Article
.....
Board members should also receive specialized training if they request it. There will be a number of community advocates and I think it's very important that if they're going to be involved in sponsorship they take an active and productive role in that. But they may feel that, if they don't specifically come from a business background, they might benefit from general business training or they might receive responsibilities of being a director and what does that entail exactly? These are all issues which somebody who's not specifically involved in business might want to have further developments in being made better aware of.

As far as community investment share corporations go, even more than debt financing, raising equity capital for small businesses is the most difficult financing issue today. A source of equity for which the business person does not have to surrender a good portion of their common shares or even control, is invaluable.

Still, the program could be improved and our comments below outline suggested improvements.

The program requires that a company must have 60 cents in equity for every 40 cents that can be contributed through a CISC. This is far too onerous.

By definition, a company that will benefit from this program requires equity because it cannot raise funds elsewhere, including banks, because its debt-to-equity ratio is too high. Therefore, requiring such a high equity contribution for potential clients will defeat the purpose of the program and will make many companies that would benefit from this program invalid under the current ratios.

Has the Canadian Institute of Chartered Accountants and Revenue Canada qualified the investment as equity?

Part of the advantage of putting it in the form of preferred shares is that it would be equity and that this could be taken into account in any sort of other debt vehicle that people might want to use that would be contributing to the equity base of the company. But if it's a preferred share issue that has a fixed repayment requirement in seven years, it may not be considered as equity but rather as long-term debt. This is an important point as it will also influence how banks and other financial institutions will interpret the actual meaning of preferred shares in this case.
.....
Dataset extract

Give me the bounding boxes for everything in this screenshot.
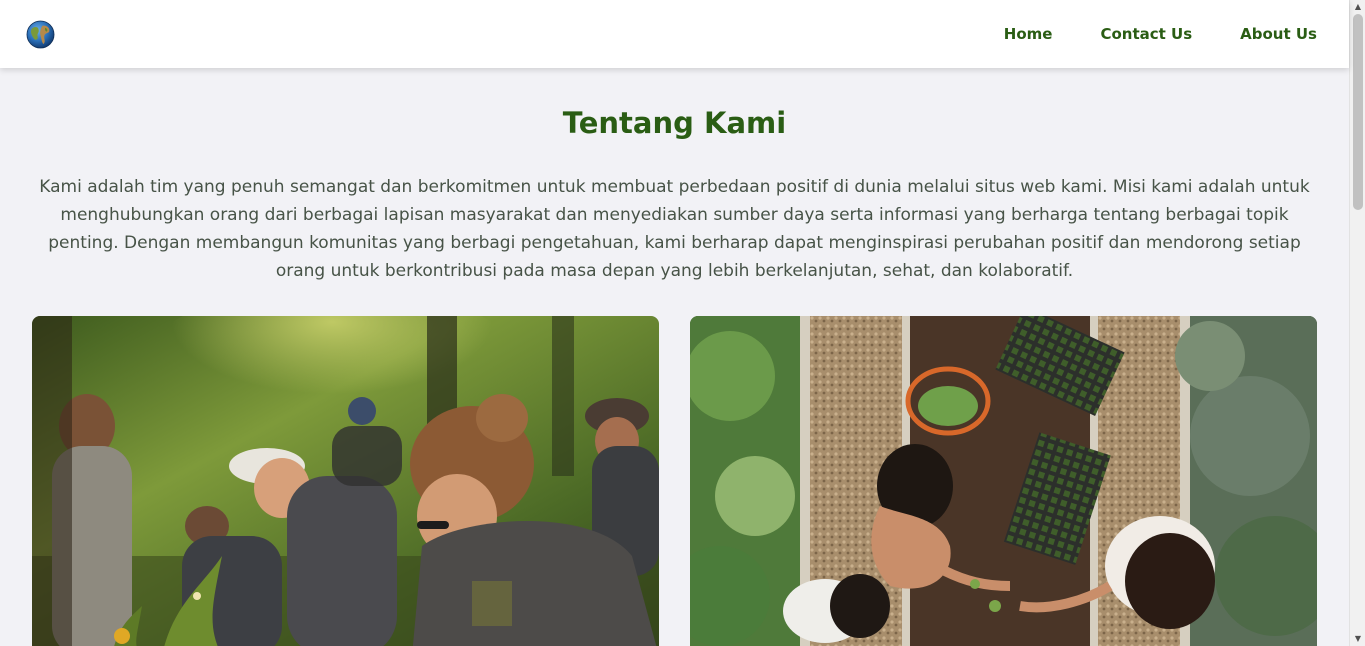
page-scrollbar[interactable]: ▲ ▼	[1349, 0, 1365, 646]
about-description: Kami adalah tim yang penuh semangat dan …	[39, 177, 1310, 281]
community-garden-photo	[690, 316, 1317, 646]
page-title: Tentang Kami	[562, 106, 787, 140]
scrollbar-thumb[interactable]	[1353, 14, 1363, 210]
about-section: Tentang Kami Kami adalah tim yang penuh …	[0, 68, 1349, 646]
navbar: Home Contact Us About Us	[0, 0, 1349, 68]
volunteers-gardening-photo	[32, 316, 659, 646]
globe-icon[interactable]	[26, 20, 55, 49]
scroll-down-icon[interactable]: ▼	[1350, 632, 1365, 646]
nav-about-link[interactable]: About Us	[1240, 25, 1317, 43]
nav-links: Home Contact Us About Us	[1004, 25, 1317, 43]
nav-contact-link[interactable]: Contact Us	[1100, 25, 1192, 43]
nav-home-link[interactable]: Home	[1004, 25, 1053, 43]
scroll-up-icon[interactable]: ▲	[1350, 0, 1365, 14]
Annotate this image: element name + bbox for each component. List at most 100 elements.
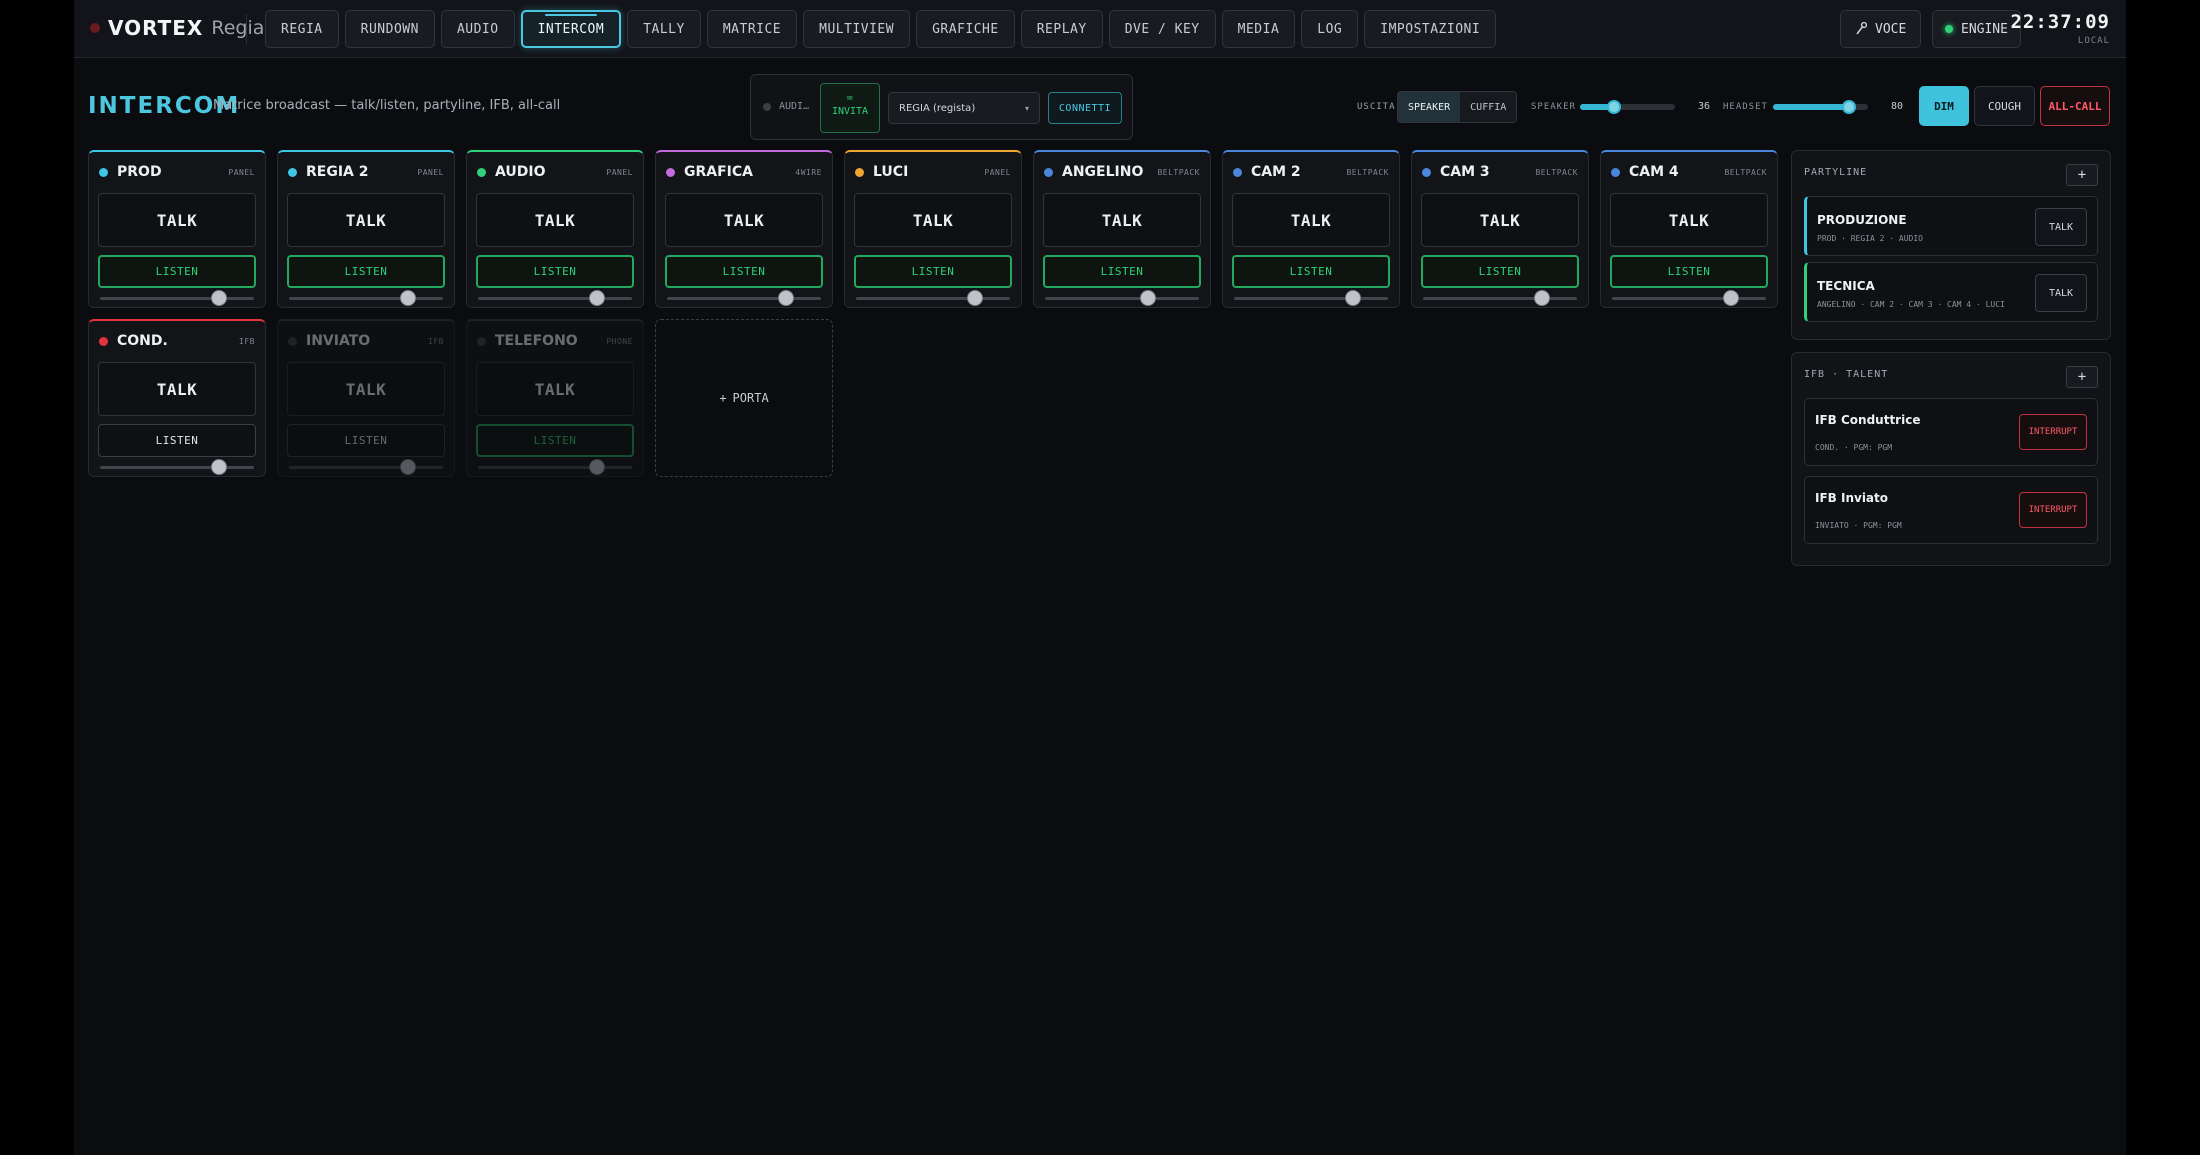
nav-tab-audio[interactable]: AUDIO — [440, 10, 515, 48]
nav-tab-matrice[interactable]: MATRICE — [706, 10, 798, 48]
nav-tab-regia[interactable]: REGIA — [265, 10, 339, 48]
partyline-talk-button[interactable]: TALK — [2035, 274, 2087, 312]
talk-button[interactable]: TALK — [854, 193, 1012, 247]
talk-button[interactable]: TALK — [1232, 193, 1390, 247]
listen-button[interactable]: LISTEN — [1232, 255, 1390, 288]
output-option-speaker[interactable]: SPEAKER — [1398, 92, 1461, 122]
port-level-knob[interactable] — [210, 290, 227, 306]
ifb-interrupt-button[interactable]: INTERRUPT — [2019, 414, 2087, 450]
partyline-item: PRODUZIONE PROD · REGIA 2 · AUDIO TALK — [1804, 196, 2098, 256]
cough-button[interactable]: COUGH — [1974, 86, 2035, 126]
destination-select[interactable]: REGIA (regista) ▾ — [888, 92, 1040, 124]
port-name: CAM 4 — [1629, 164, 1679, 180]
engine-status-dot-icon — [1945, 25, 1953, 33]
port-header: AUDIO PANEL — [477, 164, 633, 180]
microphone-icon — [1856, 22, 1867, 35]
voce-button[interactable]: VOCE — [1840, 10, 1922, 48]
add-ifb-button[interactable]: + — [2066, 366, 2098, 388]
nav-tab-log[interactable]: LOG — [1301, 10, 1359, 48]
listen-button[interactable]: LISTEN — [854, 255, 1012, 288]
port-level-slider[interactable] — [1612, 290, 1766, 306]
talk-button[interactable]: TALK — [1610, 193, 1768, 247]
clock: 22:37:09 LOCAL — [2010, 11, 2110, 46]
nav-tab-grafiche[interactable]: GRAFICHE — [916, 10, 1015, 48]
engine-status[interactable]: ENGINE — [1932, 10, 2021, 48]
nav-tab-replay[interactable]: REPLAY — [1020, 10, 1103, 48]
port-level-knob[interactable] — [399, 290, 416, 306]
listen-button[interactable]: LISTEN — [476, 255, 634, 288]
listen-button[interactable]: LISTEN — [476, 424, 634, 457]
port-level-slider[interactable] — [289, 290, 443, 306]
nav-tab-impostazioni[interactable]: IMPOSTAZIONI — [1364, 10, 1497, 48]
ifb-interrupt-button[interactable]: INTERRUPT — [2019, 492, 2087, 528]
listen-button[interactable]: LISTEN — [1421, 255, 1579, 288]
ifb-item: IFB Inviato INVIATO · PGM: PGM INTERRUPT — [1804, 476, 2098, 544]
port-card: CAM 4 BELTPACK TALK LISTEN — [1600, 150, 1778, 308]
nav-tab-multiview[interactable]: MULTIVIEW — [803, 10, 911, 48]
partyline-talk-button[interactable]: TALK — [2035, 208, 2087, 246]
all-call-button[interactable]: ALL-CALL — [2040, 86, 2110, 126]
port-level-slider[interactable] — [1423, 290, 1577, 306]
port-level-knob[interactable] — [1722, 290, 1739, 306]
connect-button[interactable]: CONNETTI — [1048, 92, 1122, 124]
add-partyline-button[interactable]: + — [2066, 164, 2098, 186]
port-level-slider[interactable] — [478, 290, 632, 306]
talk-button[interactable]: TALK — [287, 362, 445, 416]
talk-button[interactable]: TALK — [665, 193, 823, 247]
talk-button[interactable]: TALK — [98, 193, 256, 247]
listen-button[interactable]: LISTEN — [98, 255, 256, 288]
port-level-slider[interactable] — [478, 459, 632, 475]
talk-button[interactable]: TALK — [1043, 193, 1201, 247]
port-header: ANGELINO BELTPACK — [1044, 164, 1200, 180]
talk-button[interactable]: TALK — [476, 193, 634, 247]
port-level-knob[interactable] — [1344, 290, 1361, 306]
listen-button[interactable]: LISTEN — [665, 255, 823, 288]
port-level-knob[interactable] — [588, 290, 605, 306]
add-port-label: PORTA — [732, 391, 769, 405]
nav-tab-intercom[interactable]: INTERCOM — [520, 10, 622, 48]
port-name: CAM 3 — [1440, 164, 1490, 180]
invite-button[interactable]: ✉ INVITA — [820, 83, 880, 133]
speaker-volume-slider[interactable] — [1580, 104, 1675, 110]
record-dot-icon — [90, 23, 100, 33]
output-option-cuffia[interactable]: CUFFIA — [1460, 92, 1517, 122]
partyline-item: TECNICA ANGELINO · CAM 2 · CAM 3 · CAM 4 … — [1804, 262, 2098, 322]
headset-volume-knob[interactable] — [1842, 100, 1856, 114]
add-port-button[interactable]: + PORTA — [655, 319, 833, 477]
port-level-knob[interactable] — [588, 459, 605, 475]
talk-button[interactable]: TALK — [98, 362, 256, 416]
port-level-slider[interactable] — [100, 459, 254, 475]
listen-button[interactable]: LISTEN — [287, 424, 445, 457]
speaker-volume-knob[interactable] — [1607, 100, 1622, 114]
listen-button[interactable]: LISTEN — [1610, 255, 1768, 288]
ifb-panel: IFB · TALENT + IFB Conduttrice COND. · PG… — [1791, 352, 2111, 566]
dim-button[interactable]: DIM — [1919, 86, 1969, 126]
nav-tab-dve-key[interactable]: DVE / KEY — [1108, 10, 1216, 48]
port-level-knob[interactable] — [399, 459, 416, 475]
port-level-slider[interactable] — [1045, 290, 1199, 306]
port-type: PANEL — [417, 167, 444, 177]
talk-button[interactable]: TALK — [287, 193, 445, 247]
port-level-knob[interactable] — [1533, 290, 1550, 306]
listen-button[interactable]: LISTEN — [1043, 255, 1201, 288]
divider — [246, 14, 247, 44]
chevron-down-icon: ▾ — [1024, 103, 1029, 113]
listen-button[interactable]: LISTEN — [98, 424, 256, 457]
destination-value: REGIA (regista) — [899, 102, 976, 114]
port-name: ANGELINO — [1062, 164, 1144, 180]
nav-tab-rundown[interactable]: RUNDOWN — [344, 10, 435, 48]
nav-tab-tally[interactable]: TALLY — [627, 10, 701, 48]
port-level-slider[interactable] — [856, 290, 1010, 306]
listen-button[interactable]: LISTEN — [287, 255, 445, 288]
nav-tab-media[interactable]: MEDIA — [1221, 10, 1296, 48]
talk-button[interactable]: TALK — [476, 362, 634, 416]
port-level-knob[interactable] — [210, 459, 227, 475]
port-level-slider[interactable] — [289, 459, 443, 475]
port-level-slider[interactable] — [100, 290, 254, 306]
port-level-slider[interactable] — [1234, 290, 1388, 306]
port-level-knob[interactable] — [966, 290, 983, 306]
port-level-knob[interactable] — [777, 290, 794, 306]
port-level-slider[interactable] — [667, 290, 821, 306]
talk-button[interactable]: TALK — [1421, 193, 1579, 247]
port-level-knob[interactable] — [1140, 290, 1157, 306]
.....
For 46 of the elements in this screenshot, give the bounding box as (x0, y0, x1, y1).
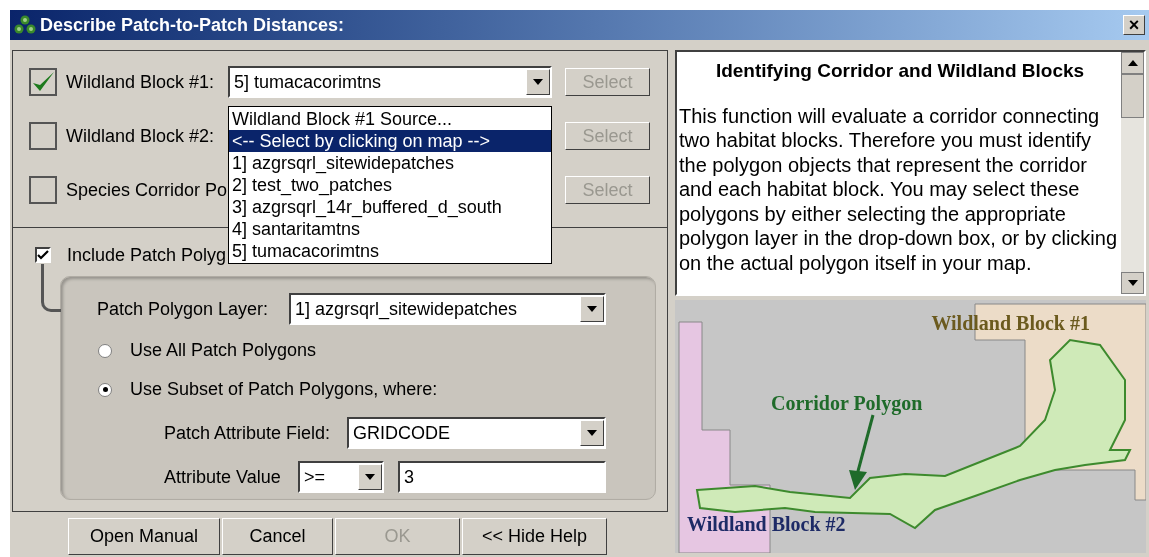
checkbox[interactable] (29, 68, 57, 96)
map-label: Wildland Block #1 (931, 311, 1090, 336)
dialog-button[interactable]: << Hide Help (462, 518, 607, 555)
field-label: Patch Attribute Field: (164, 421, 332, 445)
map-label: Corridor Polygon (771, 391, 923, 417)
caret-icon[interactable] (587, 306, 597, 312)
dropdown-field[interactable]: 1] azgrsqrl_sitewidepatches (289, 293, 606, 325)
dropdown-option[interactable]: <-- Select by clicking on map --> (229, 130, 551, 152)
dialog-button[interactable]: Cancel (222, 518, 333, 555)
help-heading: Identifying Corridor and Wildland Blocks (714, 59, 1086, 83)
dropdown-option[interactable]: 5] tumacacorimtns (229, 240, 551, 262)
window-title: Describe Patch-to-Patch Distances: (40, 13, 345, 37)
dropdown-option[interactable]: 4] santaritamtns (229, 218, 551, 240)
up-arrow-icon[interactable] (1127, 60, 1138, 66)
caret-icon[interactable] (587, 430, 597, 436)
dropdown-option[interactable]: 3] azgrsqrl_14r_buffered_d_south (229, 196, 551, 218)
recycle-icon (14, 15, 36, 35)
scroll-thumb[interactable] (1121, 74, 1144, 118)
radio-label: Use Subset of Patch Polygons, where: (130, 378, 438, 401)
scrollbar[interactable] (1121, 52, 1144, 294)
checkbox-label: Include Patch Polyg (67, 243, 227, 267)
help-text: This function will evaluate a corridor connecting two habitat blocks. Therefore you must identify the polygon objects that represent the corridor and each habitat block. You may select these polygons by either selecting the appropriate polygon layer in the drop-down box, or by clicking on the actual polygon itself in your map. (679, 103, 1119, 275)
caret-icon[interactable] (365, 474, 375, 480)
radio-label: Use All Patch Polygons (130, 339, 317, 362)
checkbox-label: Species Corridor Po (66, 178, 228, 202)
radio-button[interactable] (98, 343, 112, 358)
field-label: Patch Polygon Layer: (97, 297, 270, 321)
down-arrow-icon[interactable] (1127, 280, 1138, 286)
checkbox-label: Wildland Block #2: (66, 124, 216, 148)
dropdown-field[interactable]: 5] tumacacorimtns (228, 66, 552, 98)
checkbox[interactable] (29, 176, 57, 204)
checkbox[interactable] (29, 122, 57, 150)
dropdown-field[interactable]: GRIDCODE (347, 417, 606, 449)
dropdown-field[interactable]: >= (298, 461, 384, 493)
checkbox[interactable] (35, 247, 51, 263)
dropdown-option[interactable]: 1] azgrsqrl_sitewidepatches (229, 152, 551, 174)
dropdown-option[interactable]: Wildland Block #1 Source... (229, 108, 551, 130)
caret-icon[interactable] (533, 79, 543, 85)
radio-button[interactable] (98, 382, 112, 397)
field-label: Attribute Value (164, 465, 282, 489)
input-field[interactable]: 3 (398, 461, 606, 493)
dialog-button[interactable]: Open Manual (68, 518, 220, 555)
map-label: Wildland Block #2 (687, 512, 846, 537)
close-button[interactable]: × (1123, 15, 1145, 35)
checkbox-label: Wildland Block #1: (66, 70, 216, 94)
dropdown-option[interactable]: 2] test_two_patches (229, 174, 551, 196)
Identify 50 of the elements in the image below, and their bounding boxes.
.....
The tasks
• a. List every numerical figure in the text on community investment share corporations, giving what each one measures.
• b. Write the next part of the text on community investment share corporations, picking up after its final sentence.

Expected responses
• a.
- 60 cents: the equity a company must have for every 40 cents contributed through a CISC
- 40 cents: the amount that can be contributed through a CISC for every 60 cents of company equity
- seven years: the fixed repayment requirement of a preferred share issue, which may cause it to be considered long-term debt rather than equity

• b.
There are a number of issues that need to be clarified before the program can be introduced, such as the RSP eligibility of investors' funds and the treatment of dividends.

Some general comments:

The amount of the guarantees allocated to the program represents a good start, but they are inadequate to really address the problem.

Given even a modicum of success, the programs will be fully subscribed well within the established time frames of three years and provision for an expanded program would be beneficial.

There is an incredible need for additional equity financing out there for small businesses that are ready to take off or that people are looking to expand. Without another source, this will be a very popular program for those people who qualify and the money, you may find, will be very quickly used up. Hopefully there will be provision for an expansion of the program and it will be well within the three-year time frame that would be used.

Programs of this kind are inherently prone to abuse and we suggest that a strong audit requirement be maintained as part of the administration of the programs.

For a CISC, annual financial statements prepared by an accounting professional with a recognized designation on a "review engagement" basis should be part of the requirements. In other words, anyone receiving equity funding should really have a company that has been in business and has sufficient sophistication to be able to have annual statements prepared by a CA or a CGA or whatever the current controversy will allow. Review engagement means that it's not merely the management providing numbers and the accountant making it look pretty; it's actually that the accountant has done some review and has done some tests to ensure that there is generally everything in place in terms of control, and the numbers have some validity.

For a CLFC, the size of the loans do not justify such an expenditure for a professional accountant to prepare its statements but, for clients, a detailed discussion paper as to how to record-keep, the expectations of what sort of records they will keep and submission of annual statements supported by a random audit should be undertaken.

Consideration should be given to guaranteeing a minimum annual return to investors. The government's guarantee for capital is the important selling point that will make the programs a success. However, capital could be raised more easily if a minimum return was offered.

Given current interest rates, it would only require a few percentage points to make the investment attractive. Given the fact that people can put the money into a bank for 2% to 4%, having a government-guaranteed investment for a long period of time would make it very attractive at a very minimal expense. That would make it much more attractive, but at the same time it would guarantee some sort of minimum return for people who are thinking of being altruistic and funding these ventures. Inevitably, some companies will fail within 12 months of startup, no matter how well planned and executed, and if the investors' funds aren't productive for seven years, then even altruistic investors will be concerned.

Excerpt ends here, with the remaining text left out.